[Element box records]
────

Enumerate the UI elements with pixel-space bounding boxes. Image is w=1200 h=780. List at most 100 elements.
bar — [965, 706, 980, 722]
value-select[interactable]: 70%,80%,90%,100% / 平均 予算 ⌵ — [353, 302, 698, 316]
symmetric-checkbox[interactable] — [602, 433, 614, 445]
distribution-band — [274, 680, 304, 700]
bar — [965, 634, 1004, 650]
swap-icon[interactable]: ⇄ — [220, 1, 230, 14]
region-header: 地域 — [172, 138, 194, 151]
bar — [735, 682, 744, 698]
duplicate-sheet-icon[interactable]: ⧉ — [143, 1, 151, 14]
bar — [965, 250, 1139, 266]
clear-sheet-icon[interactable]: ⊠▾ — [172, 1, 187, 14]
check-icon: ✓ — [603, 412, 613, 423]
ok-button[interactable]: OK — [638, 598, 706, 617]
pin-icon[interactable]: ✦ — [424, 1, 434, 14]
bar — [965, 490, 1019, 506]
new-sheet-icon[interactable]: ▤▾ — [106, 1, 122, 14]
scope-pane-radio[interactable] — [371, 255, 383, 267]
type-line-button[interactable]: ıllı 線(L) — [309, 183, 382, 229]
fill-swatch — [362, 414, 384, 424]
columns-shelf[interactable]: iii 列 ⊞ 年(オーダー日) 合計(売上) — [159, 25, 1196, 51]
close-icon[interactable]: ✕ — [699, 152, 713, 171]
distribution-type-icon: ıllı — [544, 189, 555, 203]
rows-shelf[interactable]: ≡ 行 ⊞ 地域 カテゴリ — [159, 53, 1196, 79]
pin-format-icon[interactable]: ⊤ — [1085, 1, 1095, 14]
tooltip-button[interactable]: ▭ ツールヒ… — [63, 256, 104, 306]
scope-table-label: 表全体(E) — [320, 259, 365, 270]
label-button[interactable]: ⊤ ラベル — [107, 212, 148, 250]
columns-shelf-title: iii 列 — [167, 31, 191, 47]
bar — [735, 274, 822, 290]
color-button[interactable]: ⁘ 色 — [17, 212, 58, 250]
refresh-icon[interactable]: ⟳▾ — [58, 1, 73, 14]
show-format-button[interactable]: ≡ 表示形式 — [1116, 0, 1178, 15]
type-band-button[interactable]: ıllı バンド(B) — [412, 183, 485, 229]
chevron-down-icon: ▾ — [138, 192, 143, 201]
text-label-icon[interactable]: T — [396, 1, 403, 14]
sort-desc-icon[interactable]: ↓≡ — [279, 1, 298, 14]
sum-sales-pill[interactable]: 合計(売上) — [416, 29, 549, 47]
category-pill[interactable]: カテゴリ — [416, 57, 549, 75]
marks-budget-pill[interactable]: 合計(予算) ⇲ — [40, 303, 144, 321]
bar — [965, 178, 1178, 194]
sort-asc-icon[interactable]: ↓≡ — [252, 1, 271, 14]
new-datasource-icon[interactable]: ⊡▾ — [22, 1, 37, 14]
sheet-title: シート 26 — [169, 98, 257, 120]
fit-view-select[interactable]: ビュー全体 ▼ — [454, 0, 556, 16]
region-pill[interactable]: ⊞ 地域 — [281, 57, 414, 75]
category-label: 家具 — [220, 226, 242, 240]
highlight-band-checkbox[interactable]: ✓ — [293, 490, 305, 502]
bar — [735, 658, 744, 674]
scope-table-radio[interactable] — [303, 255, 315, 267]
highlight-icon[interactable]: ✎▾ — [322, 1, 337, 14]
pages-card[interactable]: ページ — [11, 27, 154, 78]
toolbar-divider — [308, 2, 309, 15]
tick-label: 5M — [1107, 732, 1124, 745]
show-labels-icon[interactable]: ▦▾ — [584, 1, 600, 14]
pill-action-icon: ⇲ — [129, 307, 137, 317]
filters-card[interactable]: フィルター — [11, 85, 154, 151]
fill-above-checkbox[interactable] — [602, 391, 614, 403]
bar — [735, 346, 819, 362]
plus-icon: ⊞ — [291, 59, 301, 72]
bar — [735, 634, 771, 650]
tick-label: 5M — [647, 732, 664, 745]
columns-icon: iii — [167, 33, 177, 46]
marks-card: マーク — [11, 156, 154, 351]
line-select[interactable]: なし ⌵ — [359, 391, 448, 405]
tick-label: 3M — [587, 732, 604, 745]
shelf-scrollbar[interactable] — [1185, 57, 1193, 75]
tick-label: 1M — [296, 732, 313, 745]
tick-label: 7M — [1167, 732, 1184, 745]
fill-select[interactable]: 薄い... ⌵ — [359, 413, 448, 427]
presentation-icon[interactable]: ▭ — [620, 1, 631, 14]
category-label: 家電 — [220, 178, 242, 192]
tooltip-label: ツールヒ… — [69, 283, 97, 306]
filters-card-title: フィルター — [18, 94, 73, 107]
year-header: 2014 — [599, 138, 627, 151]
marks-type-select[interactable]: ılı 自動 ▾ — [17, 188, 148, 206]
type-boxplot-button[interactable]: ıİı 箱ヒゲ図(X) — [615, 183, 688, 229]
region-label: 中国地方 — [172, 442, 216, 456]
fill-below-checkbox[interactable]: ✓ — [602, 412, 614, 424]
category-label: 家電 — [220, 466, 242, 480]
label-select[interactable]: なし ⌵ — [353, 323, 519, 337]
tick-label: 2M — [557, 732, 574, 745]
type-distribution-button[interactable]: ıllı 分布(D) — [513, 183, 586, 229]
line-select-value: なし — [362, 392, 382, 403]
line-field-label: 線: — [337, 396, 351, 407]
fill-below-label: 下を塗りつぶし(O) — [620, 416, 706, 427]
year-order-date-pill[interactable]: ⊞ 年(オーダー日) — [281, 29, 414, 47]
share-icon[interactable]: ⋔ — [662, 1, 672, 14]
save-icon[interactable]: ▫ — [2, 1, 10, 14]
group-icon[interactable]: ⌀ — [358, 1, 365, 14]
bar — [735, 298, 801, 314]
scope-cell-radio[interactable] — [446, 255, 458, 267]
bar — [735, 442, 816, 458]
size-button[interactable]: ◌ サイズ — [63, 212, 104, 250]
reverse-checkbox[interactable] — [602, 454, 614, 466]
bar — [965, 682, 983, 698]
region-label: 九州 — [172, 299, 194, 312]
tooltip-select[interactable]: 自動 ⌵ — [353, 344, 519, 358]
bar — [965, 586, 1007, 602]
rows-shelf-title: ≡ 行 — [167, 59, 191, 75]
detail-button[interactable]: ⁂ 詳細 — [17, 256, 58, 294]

────

* SHORT TASK
Reproduce each of the items above word for word, keeping every line intact.

* WRITTEN ANSWER
Enumerate the UI elements with pixel-space bounding boxes. Image is w=1200 h=780. List at most 100 elements.
bar — [965, 706, 980, 722]
value-select[interactable]: 70%,80%,90%,100% / 平均 予算 ⌵ — [353, 302, 698, 316]
symmetric-checkbox[interactable] — [602, 433, 614, 445]
distribution-band — [274, 680, 304, 700]
bar — [965, 634, 1004, 650]
swap-icon[interactable]: ⇄ — [220, 1, 230, 14]
region-header: 地域 — [172, 138, 194, 151]
bar — [735, 682, 744, 698]
duplicate-sheet-icon[interactable]: ⧉ — [143, 1, 151, 14]
bar — [965, 250, 1139, 266]
clear-sheet-icon[interactable]: ⊠▾ — [172, 1, 187, 14]
check-icon: ✓ — [603, 412, 613, 423]
ok-button[interactable]: OK — [638, 598, 706, 617]
pin-icon[interactable]: ✦ — [424, 1, 434, 14]
bar — [965, 490, 1019, 506]
new-sheet-icon[interactable]: ▤▾ — [106, 1, 122, 14]
scope-pane-radio[interactable] — [371, 255, 383, 267]
type-line-button[interactable]: ıllı 線(L) — [309, 183, 382, 229]
fill-swatch — [362, 414, 384, 424]
columns-shelf[interactable]: iii 列 ⊞ 年(オーダー日) 合計(売上) — [159, 25, 1196, 51]
close-icon[interactable]: ✕ — [699, 152, 713, 171]
distribution-type-icon: ıllı — [544, 189, 555, 203]
rows-shelf[interactable]: ≡ 行 ⊞ 地域 カテゴリ — [159, 53, 1196, 79]
pin-format-icon[interactable]: ⊤ — [1085, 1, 1095, 14]
tooltip-button[interactable]: ▭ ツールヒ… — [63, 256, 104, 306]
scope-table-label: 表全体(E) — [320, 259, 365, 270]
label-button[interactable]: ⊤ ラベル — [107, 212, 148, 250]
columns-shelf-title: iii 列 — [167, 31, 191, 47]
bar — [735, 274, 822, 290]
color-button[interactable]: ⁘ 色 — [17, 212, 58, 250]
refresh-icon[interactable]: ⟳▾ — [58, 1, 73, 14]
show-format-button[interactable]: ≡ 表示形式 — [1116, 0, 1178, 15]
type-band-button[interactable]: ıllı バンド(B) — [412, 183, 485, 229]
chevron-down-icon: ▾ — [138, 192, 143, 201]
text-label-icon[interactable]: T — [396, 1, 403, 14]
sort-desc-icon[interactable]: ↓≡ — [279, 1, 298, 14]
sum-sales-pill[interactable]: 合計(売上) — [416, 29, 549, 47]
category-pill[interactable]: カテゴリ — [416, 57, 549, 75]
marks-budget-pill[interactable]: 合計(予算) ⇲ — [40, 303, 144, 321]
bar — [965, 178, 1178, 194]
sort-asc-icon[interactable]: ↓≡ — [252, 1, 271, 14]
new-datasource-icon[interactable]: ⊡▾ — [22, 1, 37, 14]
sheet-title: シート 26 — [169, 98, 257, 120]
fit-view-select[interactable]: ビュー全体 ▼ — [454, 0, 556, 16]
region-pill[interactable]: ⊞ 地域 — [281, 57, 414, 75]
category-label: 家具 — [220, 226, 242, 240]
highlight-band-checkbox[interactable]: ✓ — [293, 490, 305, 502]
bar — [735, 658, 744, 674]
scope-table-radio[interactable] — [303, 255, 315, 267]
highlight-icon[interactable]: ✎▾ — [322, 1, 337, 14]
pages-card[interactable]: ページ — [11, 27, 154, 78]
toolbar-divider — [308, 2, 309, 15]
tick-label: 5M — [1107, 732, 1124, 745]
show-labels-icon[interactable]: ▦▾ — [584, 1, 600, 14]
pill-action-icon: ⇲ — [129, 307, 137, 317]
filters-card[interactable]: フィルター — [11, 85, 154, 151]
fill-above-checkbox[interactable] — [602, 391, 614, 403]
bar — [735, 346, 819, 362]
plus-icon: ⊞ — [291, 59, 301, 72]
bar — [735, 634, 771, 650]
tick-label: 5M — [647, 732, 664, 745]
columns-icon: iii — [167, 33, 177, 46]
marks-card: マーク — [11, 156, 154, 351]
line-select[interactable]: なし ⌵ — [359, 391, 448, 405]
tick-label: 3M — [587, 732, 604, 745]
shelf-scrollbar[interactable] — [1185, 57, 1193, 75]
tick-label: 1M — [296, 732, 313, 745]
tick-label: 7M — [1167, 732, 1184, 745]
fill-select[interactable]: 薄い... ⌵ — [359, 413, 448, 427]
presentation-icon[interactable]: ▭ — [620, 1, 631, 14]
category-label: 家電 — [220, 178, 242, 192]
tooltip-label: ツールヒ… — [69, 283, 97, 306]
filters-card-title: フィルター — [18, 94, 73, 107]
year-header: 2014 — [599, 138, 627, 151]
marks-type-select[interactable]: ılı 自動 ▾ — [17, 188, 148, 206]
type-boxplot-button[interactable]: ıİı 箱ヒゲ図(X) — [615, 183, 688, 229]
region-label: 中国地方 — [172, 442, 216, 456]
fill-below-checkbox[interactable]: ✓ — [602, 412, 614, 424]
category-label: 家電 — [220, 466, 242, 480]
label-select[interactable]: なし ⌵ — [353, 323, 519, 337]
tick-label: 2M — [557, 732, 574, 745]
type-distribution-button[interactable]: ıllı 分布(D) — [513, 183, 586, 229]
line-select-value: なし — [362, 392, 382, 403]
line-field-label: 線: — [337, 396, 351, 407]
fill-below-label: 下を塗りつぶし(O) — [620, 416, 706, 427]
year-order-date-pill[interactable]: ⊞ 年(オーダー日) — [281, 29, 414, 47]
share-icon[interactable]: ⋔ — [662, 1, 672, 14]
save-icon[interactable]: ▫ — [2, 1, 10, 14]
group-icon[interactable]: ⌀ — [358, 1, 365, 14]
bar — [735, 298, 801, 314]
scope-cell-radio[interactable] — [446, 255, 458, 267]
bar — [735, 442, 816, 458]
size-button[interactable]: ◌ サイズ — [63, 212, 104, 250]
reverse-checkbox[interactable] — [602, 454, 614, 466]
bar — [965, 682, 983, 698]
region-label: 九州 — [172, 299, 194, 312]
tooltip-select[interactable]: 自動 ⌵ — [353, 344, 519, 358]
bar — [965, 586, 1007, 602]
rows-shelf-title: ≡ 行 — [167, 59, 191, 75]
detail-button[interactable]: ⁂ 詳細 — [17, 256, 58, 294]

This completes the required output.